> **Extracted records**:
- - -

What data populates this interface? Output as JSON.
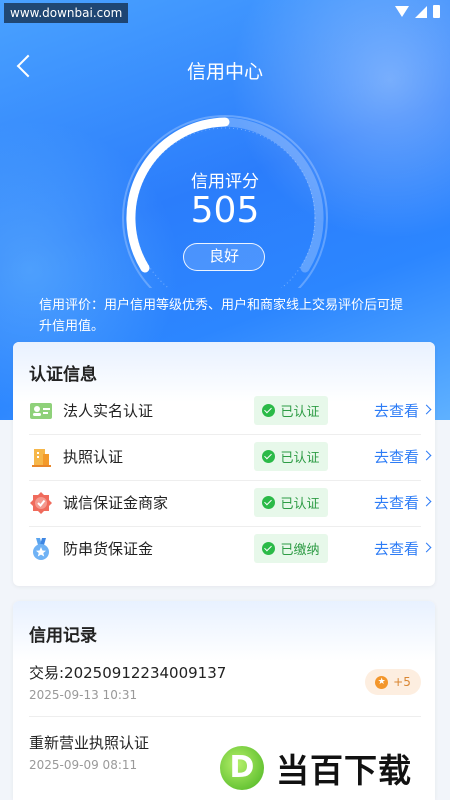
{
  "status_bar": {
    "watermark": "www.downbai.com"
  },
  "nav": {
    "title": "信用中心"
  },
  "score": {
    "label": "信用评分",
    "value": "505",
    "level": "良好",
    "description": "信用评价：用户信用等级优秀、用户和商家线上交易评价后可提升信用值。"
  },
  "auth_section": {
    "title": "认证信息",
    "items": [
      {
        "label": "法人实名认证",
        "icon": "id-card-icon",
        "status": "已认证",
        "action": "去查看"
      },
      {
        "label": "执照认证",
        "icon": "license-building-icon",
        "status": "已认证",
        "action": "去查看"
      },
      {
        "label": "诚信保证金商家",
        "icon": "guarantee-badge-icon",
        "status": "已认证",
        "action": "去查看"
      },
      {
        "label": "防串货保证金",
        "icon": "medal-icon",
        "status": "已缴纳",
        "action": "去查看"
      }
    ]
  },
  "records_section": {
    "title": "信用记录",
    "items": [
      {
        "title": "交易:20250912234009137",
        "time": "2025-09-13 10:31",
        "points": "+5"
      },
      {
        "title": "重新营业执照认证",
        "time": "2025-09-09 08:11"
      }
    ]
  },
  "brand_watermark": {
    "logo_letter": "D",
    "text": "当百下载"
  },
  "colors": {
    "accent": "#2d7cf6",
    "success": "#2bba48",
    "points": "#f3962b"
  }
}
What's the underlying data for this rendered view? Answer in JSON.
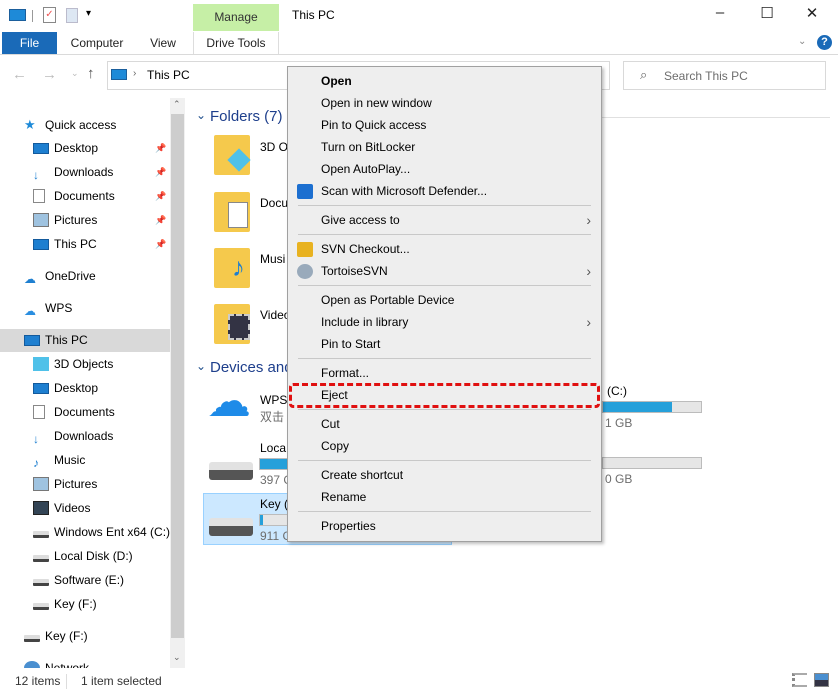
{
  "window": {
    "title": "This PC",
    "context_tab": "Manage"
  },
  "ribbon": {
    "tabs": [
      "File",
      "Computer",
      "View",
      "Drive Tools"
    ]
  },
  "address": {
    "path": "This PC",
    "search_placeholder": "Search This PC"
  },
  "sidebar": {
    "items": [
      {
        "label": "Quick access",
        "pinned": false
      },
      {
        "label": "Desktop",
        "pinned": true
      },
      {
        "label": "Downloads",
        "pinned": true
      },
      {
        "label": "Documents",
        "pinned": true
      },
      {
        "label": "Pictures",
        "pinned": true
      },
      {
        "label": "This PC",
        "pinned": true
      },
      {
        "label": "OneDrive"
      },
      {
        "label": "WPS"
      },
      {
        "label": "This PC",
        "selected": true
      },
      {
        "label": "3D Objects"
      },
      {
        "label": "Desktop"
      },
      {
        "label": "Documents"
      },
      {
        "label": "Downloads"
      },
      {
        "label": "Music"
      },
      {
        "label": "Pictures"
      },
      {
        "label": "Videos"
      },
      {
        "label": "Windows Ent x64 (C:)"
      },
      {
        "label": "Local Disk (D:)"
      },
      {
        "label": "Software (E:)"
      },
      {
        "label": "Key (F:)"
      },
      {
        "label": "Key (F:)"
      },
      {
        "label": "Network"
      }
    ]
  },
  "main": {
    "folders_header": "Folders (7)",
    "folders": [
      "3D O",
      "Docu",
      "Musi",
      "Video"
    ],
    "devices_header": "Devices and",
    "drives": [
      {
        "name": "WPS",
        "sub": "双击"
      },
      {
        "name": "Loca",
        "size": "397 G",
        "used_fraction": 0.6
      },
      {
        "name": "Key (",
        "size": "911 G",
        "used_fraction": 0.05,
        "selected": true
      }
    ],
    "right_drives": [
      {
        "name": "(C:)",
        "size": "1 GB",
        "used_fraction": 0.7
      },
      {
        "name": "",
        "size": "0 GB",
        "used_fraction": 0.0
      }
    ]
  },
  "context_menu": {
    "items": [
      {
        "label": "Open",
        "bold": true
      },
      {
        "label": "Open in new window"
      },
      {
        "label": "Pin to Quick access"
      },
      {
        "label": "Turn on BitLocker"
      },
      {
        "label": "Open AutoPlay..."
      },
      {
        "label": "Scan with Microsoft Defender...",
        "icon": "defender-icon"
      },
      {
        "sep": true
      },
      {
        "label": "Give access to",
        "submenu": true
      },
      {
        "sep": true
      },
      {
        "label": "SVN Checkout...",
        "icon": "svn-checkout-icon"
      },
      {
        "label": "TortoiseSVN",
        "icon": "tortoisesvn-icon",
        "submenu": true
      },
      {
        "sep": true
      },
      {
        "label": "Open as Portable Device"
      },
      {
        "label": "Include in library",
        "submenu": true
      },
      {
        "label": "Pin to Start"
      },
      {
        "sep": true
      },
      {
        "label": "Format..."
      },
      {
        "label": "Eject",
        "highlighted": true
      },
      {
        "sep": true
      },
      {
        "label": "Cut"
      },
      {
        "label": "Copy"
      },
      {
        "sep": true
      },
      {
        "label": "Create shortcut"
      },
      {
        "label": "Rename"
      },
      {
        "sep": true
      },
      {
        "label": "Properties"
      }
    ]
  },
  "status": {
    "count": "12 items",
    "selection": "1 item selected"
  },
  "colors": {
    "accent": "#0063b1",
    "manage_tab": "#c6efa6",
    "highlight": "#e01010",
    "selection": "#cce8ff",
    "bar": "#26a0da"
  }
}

- - -

> **REQUIRED TASK**:
The pictures in the entries should be left out; output everything else exactly.

> **REPLY**:
What data populates this interface? Output as JSON.
{
  "status_bar": {
    "watermark": "www.downbai.com"
  },
  "nav": {
    "title": "信用中心"
  },
  "score": {
    "label": "信用评分",
    "value": "505",
    "level": "良好",
    "description": "信用评价：用户信用等级优秀、用户和商家线上交易评价后可提升信用值。"
  },
  "auth_section": {
    "title": "认证信息",
    "items": [
      {
        "label": "法人实名认证",
        "icon": "id-card-icon",
        "status": "已认证",
        "action": "去查看"
      },
      {
        "label": "执照认证",
        "icon": "license-building-icon",
        "status": "已认证",
        "action": "去查看"
      },
      {
        "label": "诚信保证金商家",
        "icon": "guarantee-badge-icon",
        "status": "已认证",
        "action": "去查看"
      },
      {
        "label": "防串货保证金",
        "icon": "medal-icon",
        "status": "已缴纳",
        "action": "去查看"
      }
    ]
  },
  "records_section": {
    "title": "信用记录",
    "items": [
      {
        "title": "交易:20250912234009137",
        "time": "2025-09-13 10:31",
        "points": "+5"
      },
      {
        "title": "重新营业执照认证",
        "time": "2025-09-09 08:11"
      }
    ]
  },
  "brand_watermark": {
    "logo_letter": "D",
    "text": "当百下载"
  },
  "colors": {
    "accent": "#2d7cf6",
    "success": "#2bba48",
    "points": "#f3962b"
  }
}
What's the underlying data for this rendered view? Answer in JSON.
{
  "window": {
    "title": "This PC",
    "context_tab": "Manage"
  },
  "ribbon": {
    "tabs": [
      "File",
      "Computer",
      "View",
      "Drive Tools"
    ]
  },
  "address": {
    "path": "This PC",
    "search_placeholder": "Search This PC"
  },
  "sidebar": {
    "items": [
      {
        "label": "Quick access",
        "pinned": false
      },
      {
        "label": "Desktop",
        "pinned": true
      },
      {
        "label": "Downloads",
        "pinned": true
      },
      {
        "label": "Documents",
        "pinned": true
      },
      {
        "label": "Pictures",
        "pinned": true
      },
      {
        "label": "This PC",
        "pinned": true
      },
      {
        "label": "OneDrive"
      },
      {
        "label": "WPS"
      },
      {
        "label": "This PC",
        "selected": true
      },
      {
        "label": "3D Objects"
      },
      {
        "label": "Desktop"
      },
      {
        "label": "Documents"
      },
      {
        "label": "Downloads"
      },
      {
        "label": "Music"
      },
      {
        "label": "Pictures"
      },
      {
        "label": "Videos"
      },
      {
        "label": "Windows Ent x64 (C:)"
      },
      {
        "label": "Local Disk (D:)"
      },
      {
        "label": "Software (E:)"
      },
      {
        "label": "Key (F:)"
      },
      {
        "label": "Key (F:)"
      },
      {
        "label": "Network"
      }
    ]
  },
  "main": {
    "folders_header": "Folders (7)",
    "folders": [
      "3D O",
      "Docu",
      "Musi",
      "Video"
    ],
    "devices_header": "Devices and",
    "drives": [
      {
        "name": "WPS",
        "sub": "双击"
      },
      {
        "name": "Loca",
        "size": "397 G",
        "used_fraction": 0.6
      },
      {
        "name": "Key (",
        "size": "911 G",
        "used_fraction": 0.05,
        "selected": true
      }
    ],
    "right_drives": [
      {
        "name": "(C:)",
        "size": "1 GB",
        "used_fraction": 0.7
      },
      {
        "name": "",
        "size": "0 GB",
        "used_fraction": 0.0
      }
    ]
  },
  "context_menu": {
    "items": [
      {
        "label": "Open",
        "bold": true
      },
      {
        "label": "Open in new window"
      },
      {
        "label": "Pin to Quick access"
      },
      {
        "label": "Turn on BitLocker"
      },
      {
        "label": "Open AutoPlay..."
      },
      {
        "label": "Scan with Microsoft Defender...",
        "icon": "defender-icon"
      },
      {
        "sep": true
      },
      {
        "label": "Give access to",
        "submenu": true
      },
      {
        "sep": true
      },
      {
        "label": "SVN Checkout...",
        "icon": "svn-checkout-icon"
      },
      {
        "label": "TortoiseSVN",
        "icon": "tortoisesvn-icon",
        "submenu": true
      },
      {
        "sep": true
      },
      {
        "label": "Open as Portable Device"
      },
      {
        "label": "Include in library",
        "submenu": true
      },
      {
        "label": "Pin to Start"
      },
      {
        "sep": true
      },
      {
        "label": "Format..."
      },
      {
        "label": "Eject",
        "highlighted": true
      },
      {
        "sep": true
      },
      {
        "label": "Cut"
      },
      {
        "label": "Copy"
      },
      {
        "sep": true
      },
      {
        "label": "Create shortcut"
      },
      {
        "label": "Rename"
      },
      {
        "sep": true
      },
      {
        "label": "Properties"
      }
    ]
  },
  "status": {
    "count": "12 items",
    "selection": "1 item selected"
  },
  "colors": {
    "accent": "#0063b1",
    "manage_tab": "#c6efa6",
    "highlight": "#e01010",
    "selection": "#cce8ff",
    "bar": "#26a0da"
  }
}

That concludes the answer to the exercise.